**Data**
** BEGIN **

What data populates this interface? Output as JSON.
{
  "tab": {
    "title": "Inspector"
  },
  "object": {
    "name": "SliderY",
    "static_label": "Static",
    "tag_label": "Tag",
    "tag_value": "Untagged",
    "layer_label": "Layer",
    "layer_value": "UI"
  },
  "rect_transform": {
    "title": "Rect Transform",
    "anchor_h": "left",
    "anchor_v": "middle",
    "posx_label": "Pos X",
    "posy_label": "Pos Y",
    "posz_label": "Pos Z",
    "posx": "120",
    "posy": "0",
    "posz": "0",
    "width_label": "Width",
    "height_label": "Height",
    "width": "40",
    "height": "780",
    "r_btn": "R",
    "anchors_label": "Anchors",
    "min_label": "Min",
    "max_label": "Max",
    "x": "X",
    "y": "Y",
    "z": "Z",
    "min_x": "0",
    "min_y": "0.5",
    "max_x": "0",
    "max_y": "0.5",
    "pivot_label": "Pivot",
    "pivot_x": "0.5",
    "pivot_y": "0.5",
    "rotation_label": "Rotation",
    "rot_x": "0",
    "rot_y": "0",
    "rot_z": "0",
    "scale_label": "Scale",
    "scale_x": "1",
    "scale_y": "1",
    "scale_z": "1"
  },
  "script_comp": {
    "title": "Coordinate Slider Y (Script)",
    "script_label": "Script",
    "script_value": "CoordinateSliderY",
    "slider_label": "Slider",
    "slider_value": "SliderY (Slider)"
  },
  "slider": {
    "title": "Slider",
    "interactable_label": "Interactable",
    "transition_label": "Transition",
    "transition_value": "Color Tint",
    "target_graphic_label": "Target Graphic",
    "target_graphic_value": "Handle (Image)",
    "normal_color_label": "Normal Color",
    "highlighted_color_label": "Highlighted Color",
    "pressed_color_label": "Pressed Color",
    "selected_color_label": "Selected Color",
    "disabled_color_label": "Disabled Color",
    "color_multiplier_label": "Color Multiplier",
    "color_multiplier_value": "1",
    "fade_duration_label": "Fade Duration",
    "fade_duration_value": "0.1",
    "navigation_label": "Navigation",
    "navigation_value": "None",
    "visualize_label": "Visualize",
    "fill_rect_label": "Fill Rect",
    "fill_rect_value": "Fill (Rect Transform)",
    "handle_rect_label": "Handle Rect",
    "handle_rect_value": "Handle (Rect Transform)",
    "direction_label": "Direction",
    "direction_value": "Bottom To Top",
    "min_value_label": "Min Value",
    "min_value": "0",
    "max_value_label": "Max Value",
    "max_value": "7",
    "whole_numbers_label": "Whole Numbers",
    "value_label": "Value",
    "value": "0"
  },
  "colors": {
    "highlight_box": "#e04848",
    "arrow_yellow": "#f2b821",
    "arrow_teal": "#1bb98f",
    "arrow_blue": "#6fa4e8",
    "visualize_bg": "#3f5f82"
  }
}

** END **

**Task description**
Working from the entries above, return all lines that contain "title".

**Answer to the problem**
    "title": "Inspector"
    "title": "Rect Transform",
    "title": "Coordinate Slider Y (Script)",
    "title": "Slider",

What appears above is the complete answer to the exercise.